What you will do: Transcribe each of the items below word for word, with no changes.

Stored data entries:
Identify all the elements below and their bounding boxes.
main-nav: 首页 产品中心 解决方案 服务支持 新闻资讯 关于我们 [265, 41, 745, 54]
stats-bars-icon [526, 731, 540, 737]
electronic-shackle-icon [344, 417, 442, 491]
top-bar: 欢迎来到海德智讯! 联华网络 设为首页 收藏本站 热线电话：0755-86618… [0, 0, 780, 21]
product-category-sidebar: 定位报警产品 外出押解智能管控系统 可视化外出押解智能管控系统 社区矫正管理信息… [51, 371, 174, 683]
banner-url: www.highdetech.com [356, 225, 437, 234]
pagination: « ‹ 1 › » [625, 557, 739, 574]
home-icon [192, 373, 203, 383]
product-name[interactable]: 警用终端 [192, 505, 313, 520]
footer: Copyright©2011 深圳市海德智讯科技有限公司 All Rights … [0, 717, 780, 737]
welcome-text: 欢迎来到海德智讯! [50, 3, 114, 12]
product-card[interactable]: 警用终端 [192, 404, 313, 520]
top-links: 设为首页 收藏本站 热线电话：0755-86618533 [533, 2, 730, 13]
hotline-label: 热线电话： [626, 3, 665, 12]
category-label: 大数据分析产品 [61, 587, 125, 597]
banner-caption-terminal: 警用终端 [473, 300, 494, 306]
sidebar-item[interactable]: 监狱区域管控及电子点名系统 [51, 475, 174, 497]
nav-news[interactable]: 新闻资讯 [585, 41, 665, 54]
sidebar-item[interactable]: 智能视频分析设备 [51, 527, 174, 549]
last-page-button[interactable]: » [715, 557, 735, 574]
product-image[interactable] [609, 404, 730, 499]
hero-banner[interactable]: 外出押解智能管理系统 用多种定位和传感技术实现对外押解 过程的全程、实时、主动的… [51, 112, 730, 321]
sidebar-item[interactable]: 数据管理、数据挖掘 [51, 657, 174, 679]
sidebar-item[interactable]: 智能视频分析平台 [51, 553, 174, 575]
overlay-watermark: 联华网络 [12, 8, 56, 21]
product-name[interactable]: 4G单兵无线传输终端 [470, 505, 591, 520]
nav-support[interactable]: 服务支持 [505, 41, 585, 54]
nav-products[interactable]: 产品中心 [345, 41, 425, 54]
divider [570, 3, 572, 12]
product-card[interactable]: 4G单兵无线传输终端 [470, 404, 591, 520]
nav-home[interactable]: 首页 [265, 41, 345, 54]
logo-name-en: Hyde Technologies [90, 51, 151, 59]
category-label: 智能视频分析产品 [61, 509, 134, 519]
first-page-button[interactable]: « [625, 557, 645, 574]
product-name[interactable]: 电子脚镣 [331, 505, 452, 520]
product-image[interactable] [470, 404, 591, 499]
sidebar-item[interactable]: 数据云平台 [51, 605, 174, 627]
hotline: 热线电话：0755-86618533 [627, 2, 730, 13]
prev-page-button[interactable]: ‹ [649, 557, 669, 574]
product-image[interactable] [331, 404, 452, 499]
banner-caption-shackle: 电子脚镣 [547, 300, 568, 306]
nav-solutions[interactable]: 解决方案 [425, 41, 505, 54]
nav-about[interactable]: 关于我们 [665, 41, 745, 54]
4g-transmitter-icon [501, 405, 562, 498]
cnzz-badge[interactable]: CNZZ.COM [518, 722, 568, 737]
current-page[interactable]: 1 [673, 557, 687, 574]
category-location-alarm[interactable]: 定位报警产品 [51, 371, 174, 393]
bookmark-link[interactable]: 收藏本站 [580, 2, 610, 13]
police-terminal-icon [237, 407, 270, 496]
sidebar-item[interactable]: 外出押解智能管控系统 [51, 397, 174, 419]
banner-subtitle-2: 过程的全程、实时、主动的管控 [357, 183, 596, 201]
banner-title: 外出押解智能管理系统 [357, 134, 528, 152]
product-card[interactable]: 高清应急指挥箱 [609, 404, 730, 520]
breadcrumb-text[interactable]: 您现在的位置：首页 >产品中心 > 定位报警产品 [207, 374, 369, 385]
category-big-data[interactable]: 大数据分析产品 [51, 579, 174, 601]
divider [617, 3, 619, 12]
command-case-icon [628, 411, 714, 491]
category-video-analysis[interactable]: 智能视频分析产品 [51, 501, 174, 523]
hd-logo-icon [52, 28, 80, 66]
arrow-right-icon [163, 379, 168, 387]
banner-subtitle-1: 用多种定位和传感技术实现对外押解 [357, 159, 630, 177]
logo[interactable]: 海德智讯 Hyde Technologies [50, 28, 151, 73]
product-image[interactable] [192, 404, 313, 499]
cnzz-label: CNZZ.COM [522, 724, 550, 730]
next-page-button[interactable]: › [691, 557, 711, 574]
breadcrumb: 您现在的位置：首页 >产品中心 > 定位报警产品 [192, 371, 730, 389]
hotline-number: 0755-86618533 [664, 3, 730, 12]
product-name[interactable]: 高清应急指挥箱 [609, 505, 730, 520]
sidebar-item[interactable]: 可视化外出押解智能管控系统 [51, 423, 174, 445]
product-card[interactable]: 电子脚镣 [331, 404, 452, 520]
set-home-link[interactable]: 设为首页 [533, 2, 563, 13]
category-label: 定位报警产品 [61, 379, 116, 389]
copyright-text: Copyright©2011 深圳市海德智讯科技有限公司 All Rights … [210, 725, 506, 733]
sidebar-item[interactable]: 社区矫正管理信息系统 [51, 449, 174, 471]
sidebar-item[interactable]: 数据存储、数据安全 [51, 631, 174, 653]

Full response:
Identify all the elements below and their bounding boxes.
main-nav: 首页 产品中心 解决方案 服务支持 新闻资讯 关于我们 [265, 41, 745, 54]
stats-bars-icon [526, 731, 540, 737]
electronic-shackle-icon [344, 417, 442, 491]
top-bar: 欢迎来到海德智讯! 联华网络 设为首页 收藏本站 热线电话：0755-86618… [0, 0, 780, 21]
product-category-sidebar: 定位报警产品 外出押解智能管控系统 可视化外出押解智能管控系统 社区矫正管理信息… [51, 371, 174, 683]
banner-url: www.highdetech.com [356, 225, 437, 234]
pagination: « ‹ 1 › » [625, 557, 739, 574]
home-icon [192, 373, 203, 383]
product-name[interactable]: 警用终端 [192, 505, 313, 520]
footer: Copyright©2011 深圳市海德智讯科技有限公司 All Rights … [0, 717, 780, 737]
welcome-text: 欢迎来到海德智讯! [50, 3, 114, 12]
product-card[interactable]: 警用终端 [192, 404, 313, 520]
top-links: 设为首页 收藏本站 热线电话：0755-86618533 [533, 2, 730, 13]
hotline-label: 热线电话： [626, 3, 665, 12]
category-label: 大数据分析产品 [61, 587, 125, 597]
banner-caption-terminal: 警用终端 [473, 300, 494, 306]
sidebar-item[interactable]: 监狱区域管控及电子点名系统 [51, 475, 174, 497]
nav-news[interactable]: 新闻资讯 [585, 41, 665, 54]
sidebar-item[interactable]: 智能视频分析设备 [51, 527, 174, 549]
last-page-button[interactable]: » [715, 557, 735, 574]
product-image[interactable] [609, 404, 730, 499]
hero-banner[interactable]: 外出押解智能管理系统 用多种定位和传感技术实现对外押解 过程的全程、实时、主动的… [51, 112, 730, 321]
sidebar-item[interactable]: 数据管理、数据挖掘 [51, 657, 174, 679]
sidebar-item[interactable]: 智能视频分析平台 [51, 553, 174, 575]
overlay-watermark: 联华网络 [12, 8, 56, 21]
product-name[interactable]: 4G单兵无线传输终端 [470, 505, 591, 520]
nav-support[interactable]: 服务支持 [505, 41, 585, 54]
nav-products[interactable]: 产品中心 [345, 41, 425, 54]
divider [570, 3, 572, 12]
product-card[interactable]: 4G单兵无线传输终端 [470, 404, 591, 520]
nav-home[interactable]: 首页 [265, 41, 345, 54]
logo-name-en: Hyde Technologies [90, 51, 151, 59]
category-label: 智能视频分析产品 [61, 509, 134, 519]
first-page-button[interactable]: « [625, 557, 645, 574]
product-name[interactable]: 电子脚镣 [331, 505, 452, 520]
product-image[interactable] [470, 404, 591, 499]
sidebar-item[interactable]: 数据云平台 [51, 605, 174, 627]
hotline: 热线电话：0755-86618533 [627, 2, 730, 13]
prev-page-button[interactable]: ‹ [649, 557, 669, 574]
product-image[interactable] [331, 404, 452, 499]
banner-caption-shackle: 电子脚镣 [547, 300, 568, 306]
nav-solutions[interactable]: 解决方案 [425, 41, 505, 54]
nav-about[interactable]: 关于我们 [665, 41, 745, 54]
4g-transmitter-icon [501, 405, 562, 498]
cnzz-badge[interactable]: CNZZ.COM [518, 722, 568, 737]
current-page[interactable]: 1 [673, 557, 687, 574]
category-location-alarm[interactable]: 定位报警产品 [51, 371, 174, 393]
bookmark-link[interactable]: 收藏本站 [580, 2, 610, 13]
police-terminal-icon [237, 407, 270, 496]
sidebar-item[interactable]: 外出押解智能管控系统 [51, 397, 174, 419]
banner-subtitle-2: 过程的全程、实时、主动的管控 [357, 183, 596, 201]
banner-title: 外出押解智能管理系统 [357, 134, 528, 152]
product-card[interactable]: 高清应急指挥箱 [609, 404, 730, 520]
breadcrumb-text[interactable]: 您现在的位置：首页 >产品中心 > 定位报警产品 [207, 374, 369, 385]
category-big-data[interactable]: 大数据分析产品 [51, 579, 174, 601]
divider [617, 3, 619, 12]
command-case-icon [628, 411, 714, 491]
category-video-analysis[interactable]: 智能视频分析产品 [51, 501, 174, 523]
hd-logo-icon [52, 28, 80, 66]
arrow-right-icon [163, 379, 168, 387]
banner-subtitle-1: 用多种定位和传感技术实现对外押解 [357, 159, 630, 177]
logo[interactable]: 海德智讯 Hyde Technologies [50, 28, 151, 73]
product-image[interactable] [192, 404, 313, 499]
cnzz-label: CNZZ.COM [522, 724, 550, 730]
next-page-button[interactable]: › [691, 557, 711, 574]
breadcrumb: 您现在的位置：首页 >产品中心 > 定位报警产品 [192, 371, 730, 389]
hotline-number: 0755-86618533 [664, 3, 730, 12]
product-name[interactable]: 高清应急指挥箱 [609, 505, 730, 520]
sidebar-item[interactable]: 可视化外出押解智能管控系统 [51, 423, 174, 445]
product-card[interactable]: 电子脚镣 [331, 404, 452, 520]
set-home-link[interactable]: 设为首页 [533, 2, 563, 13]
category-label: 定位报警产品 [61, 379, 116, 389]
copyright-text: Copyright©2011 深圳市海德智讯科技有限公司 All Rights … [210, 725, 506, 733]
sidebar-item[interactable]: 社区矫正管理信息系统 [51, 449, 174, 471]
sidebar-item[interactable]: 数据存储、数据安全 [51, 631, 174, 653]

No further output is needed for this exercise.